| Exercise objective |
Reproduce each line from the records that holds "bookmarks".

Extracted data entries
-- Start --
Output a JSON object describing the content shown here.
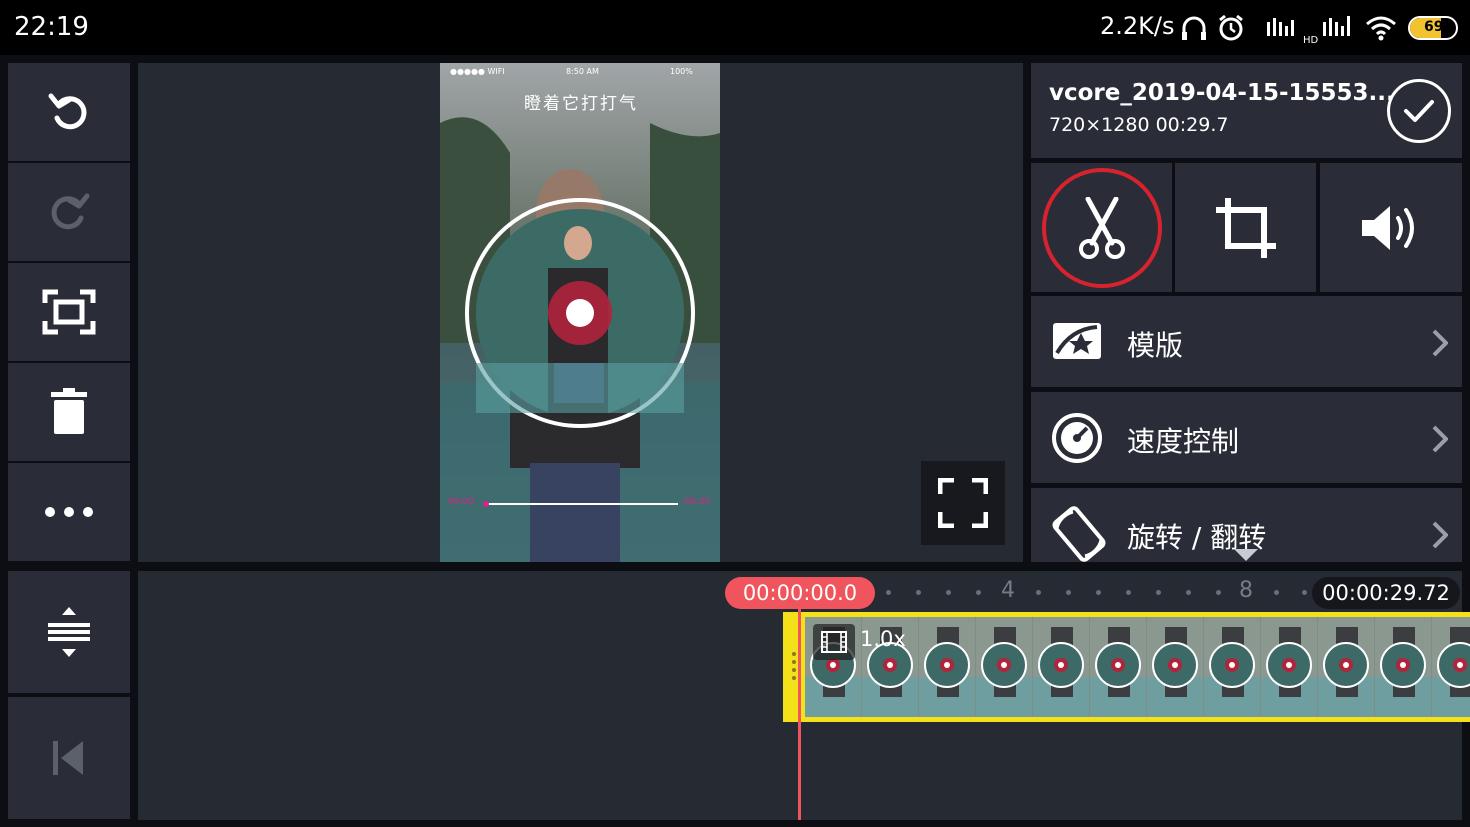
{
  "status_bar": {
    "time": "22:19",
    "net_speed": "2.2K/s",
    "battery": "69"
  },
  "left_toolbar": {
    "buttons": [
      "undo-icon",
      "redo-icon",
      "fit-screen-icon",
      "delete-icon",
      "more-icon"
    ],
    "timeline_buttons": [
      "expand-timeline-icon",
      "skip-to-start-icon"
    ]
  },
  "preview": {
    "phone_status_left": "●●●●● WIFI",
    "phone_time": "8:50 AM",
    "phone_battery": "100%",
    "video_caption": "瞪着它打打气",
    "time_left": "00:00",
    "time_right": "00:30"
  },
  "clip": {
    "name": "vcore_2019-04-15-15553...",
    "meta": "720×1280  00:29.7"
  },
  "tools": [
    "scissors-icon",
    "crop-icon",
    "volume-icon"
  ],
  "menu": [
    {
      "label": "模版",
      "icon": "template-icon"
    },
    {
      "label": "速度控制",
      "icon": "speedometer-icon"
    },
    {
      "label": "旋转 / 翻转",
      "icon": "rotate-icon"
    }
  ],
  "timeline": {
    "current_time": "00:00:00.0",
    "total_time": "00:00:29.72",
    "tick_labels": [
      "4",
      "8"
    ],
    "clip_speed": "1.0x"
  },
  "colors": {
    "accent_red": "#f0545c",
    "clip_border": "#f5e11a",
    "panel": "#2a2d37"
  }
}
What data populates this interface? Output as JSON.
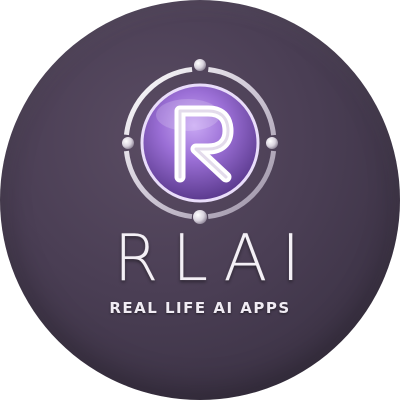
{
  "logo": {
    "wordmark": "RLAI",
    "monogram": "R",
    "tagline": "REAL LIFE AI APPS",
    "icon": "crosshair-target-icon",
    "colors": {
      "background": "#4a3e54",
      "accent": "#9b6fd6",
      "metal": "#e7e3ea"
    }
  }
}
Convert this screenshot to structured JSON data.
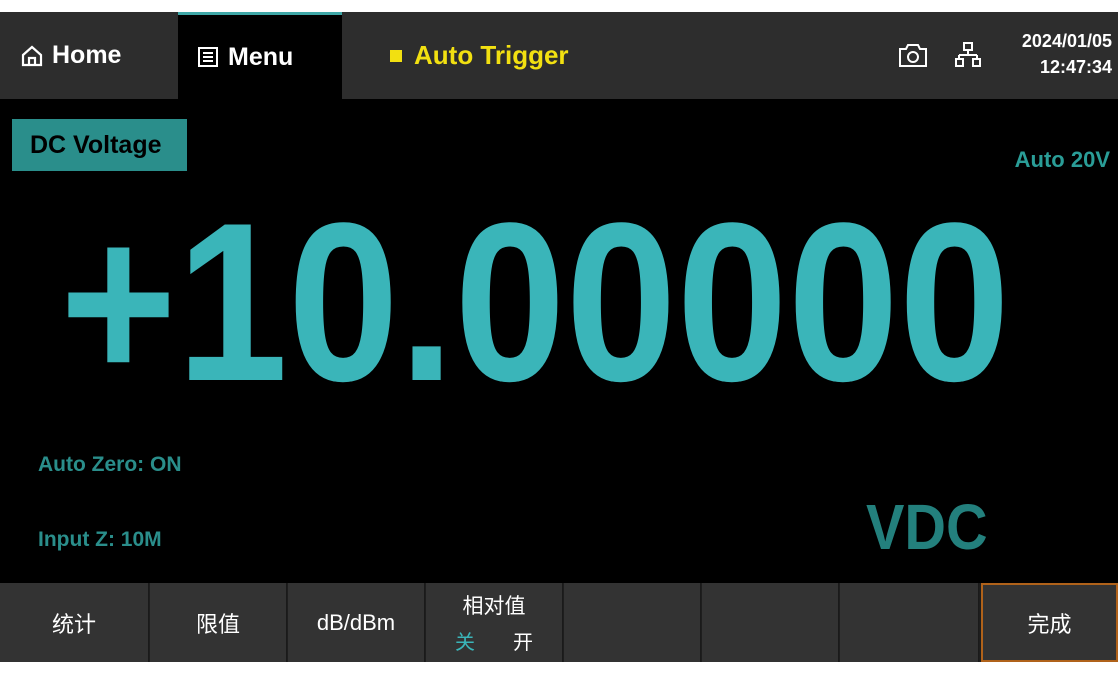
{
  "topbar": {
    "home_label": "Home",
    "menu_label": "Menu",
    "trigger_label": "Auto Trigger",
    "date": "2024/01/05",
    "time": "12:47:34",
    "icons": [
      "home-icon",
      "menu-icon",
      "camera-icon",
      "network-icon"
    ]
  },
  "measurement": {
    "function": "DC Voltage",
    "range": "Auto 20V",
    "reading": "+10.00000",
    "unit": "VDC",
    "auto_zero": "Auto Zero: ON",
    "input_z": "Input Z: 10M"
  },
  "softkeys": {
    "stats": "统计",
    "limit": "限值",
    "db": "dB/dBm",
    "relative": "相对值",
    "relative_off": "关",
    "relative_on": "开",
    "done": "完成"
  },
  "colors": {
    "accent": "#3ab5b9",
    "label_bg": "#2a8e8b",
    "trigger": "#f2e011",
    "done_border": "#b0621a"
  }
}
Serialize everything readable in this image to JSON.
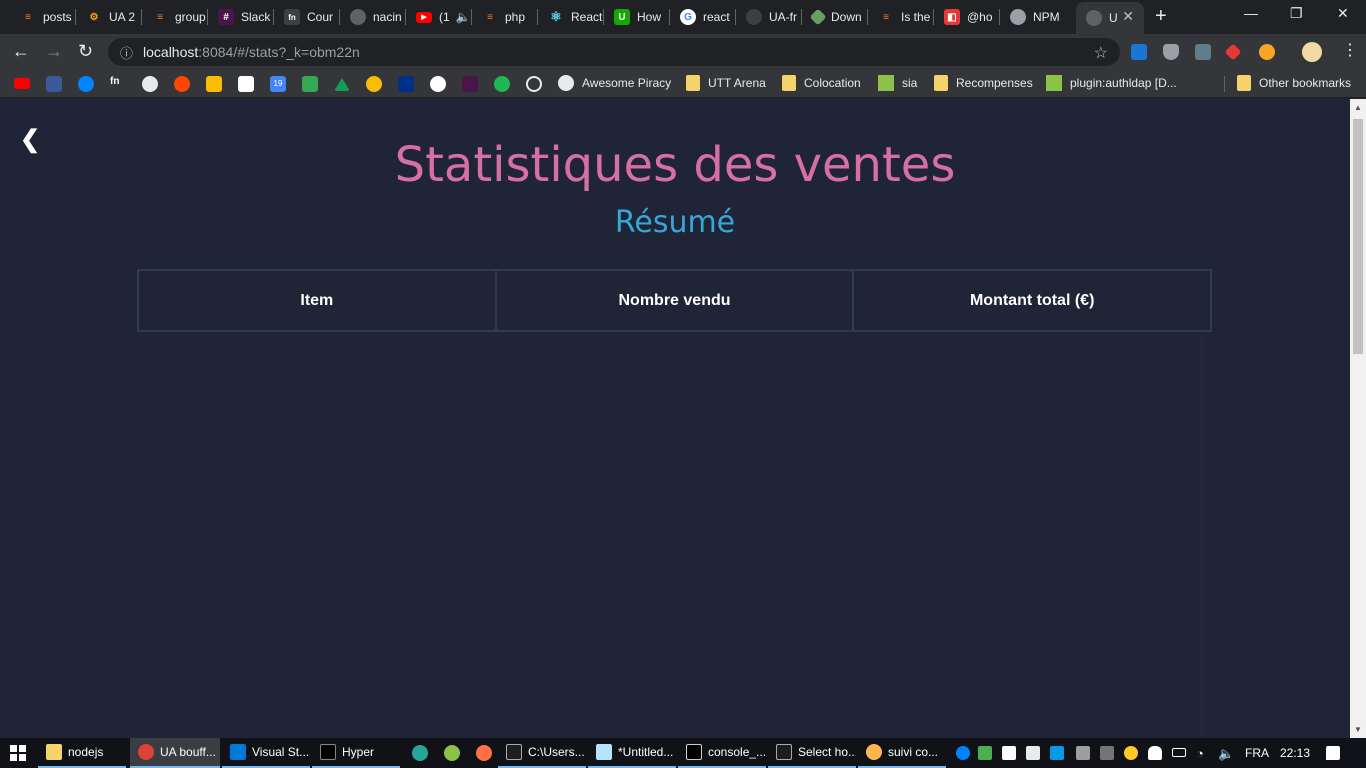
{
  "browser": {
    "tabs": [
      {
        "label": "posts",
        "icon": "stackoverflow-icon",
        "color": "#f48024"
      },
      {
        "label": "UA 2",
        "icon": "gear-icon",
        "color": "#f7a01c"
      },
      {
        "label": "group",
        "icon": "stackoverflow-icon",
        "color": "#f48024"
      },
      {
        "label": "Slack",
        "icon": "slack-icon",
        "color": "#4a154b"
      },
      {
        "label": "Cour",
        "icon": "fn-icon",
        "color": "#3c4043"
      },
      {
        "label": "nacin",
        "icon": "globe-icon",
        "color": "#5f6368"
      },
      {
        "label": "(1",
        "icon": "youtube-icon",
        "color": "#ff0000"
      },
      {
        "label": "php",
        "icon": "stackoverflow-icon",
        "color": "#f48024"
      },
      {
        "label": "React",
        "icon": "react-icon",
        "color": "#61dafb"
      },
      {
        "label": "How",
        "icon": "upwork-icon",
        "color": "#14a800"
      },
      {
        "label": "react",
        "icon": "google-icon",
        "color": "#4285f4"
      },
      {
        "label": "UA-fr",
        "icon": "github-icon",
        "color": "#3c4043"
      },
      {
        "label": "Down",
        "icon": "nodejs-icon",
        "color": "#68a063"
      },
      {
        "label": "Is the",
        "icon": "stackoverflow-icon",
        "color": "#f48024"
      },
      {
        "label": "@ho",
        "icon": "square-icon",
        "color": "#e53935"
      },
      {
        "label": "NPM",
        "icon": "npm-icon",
        "color": "#9aa0a6"
      },
      {
        "label": "U",
        "icon": "globe-icon",
        "color": "#5f6368"
      }
    ],
    "tab_close": "✕",
    "new_tab": "+",
    "window_controls": [
      "—",
      "❐",
      "✕"
    ],
    "url_host": "localhost",
    "url_path": ":8084/#/stats?_k=obm22n",
    "bookmark_icons": [
      "youtube-icon",
      "facebook-icon",
      "messenger-icon",
      "fn-icon",
      "github-icon",
      "reddit-icon",
      "keep-icon",
      "gmail-icon",
      "calendar-icon",
      "maps-icon",
      "drive-icon",
      "photos-icon",
      "paypal-icon",
      "ghost-icon",
      "slack-icon",
      "spotify-icon",
      "circle-icon"
    ],
    "bookmarks": [
      {
        "label": "Awesome Piracy",
        "icon": "github-icon"
      },
      {
        "label": "UTT Arena",
        "icon": "folder-icon"
      },
      {
        "label": "Colocation",
        "icon": "folder-icon"
      },
      {
        "label": "sia",
        "icon": "map-icon"
      },
      {
        "label": "Recompenses",
        "icon": "folder-icon"
      },
      {
        "label": "plugin:authldap [D...",
        "icon": "map-icon"
      }
    ],
    "other_bookmarks": "Other bookmarks",
    "calendar_day": "19"
  },
  "page": {
    "back": "❮",
    "title": "Statistiques des ventes",
    "subtitle": "Résumé",
    "columns": [
      "Item",
      "Nombre vendu",
      "Montant total (€)"
    ]
  },
  "taskbar": {
    "items": [
      {
        "label": "nodejs",
        "icon": "folder-icon"
      },
      {
        "label": "UA bouff...",
        "icon": "chrome-icon"
      },
      {
        "label": "Visual St...",
        "icon": "vscode-icon"
      },
      {
        "label": "Hyper",
        "icon": "terminal-icon"
      },
      {
        "label": "",
        "icon": "app-icon"
      },
      {
        "label": "",
        "icon": "hs-icon"
      },
      {
        "label": "",
        "icon": "app-icon"
      },
      {
        "label": "C:\\Users...",
        "icon": "cmd-icon"
      },
      {
        "label": "*Untitled...",
        "icon": "notepad-icon"
      },
      {
        "label": "console_...",
        "icon": "datagrip-icon"
      },
      {
        "label": "Select ho...",
        "icon": "cmd-icon"
      },
      {
        "label": "suivi co...",
        "icon": "paint-icon"
      }
    ],
    "language": "FRA",
    "time": "22:13"
  }
}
-- End --
| Answer for the task |
    "bookmarks": [
    "other_bookmarks": "Other bookmarks",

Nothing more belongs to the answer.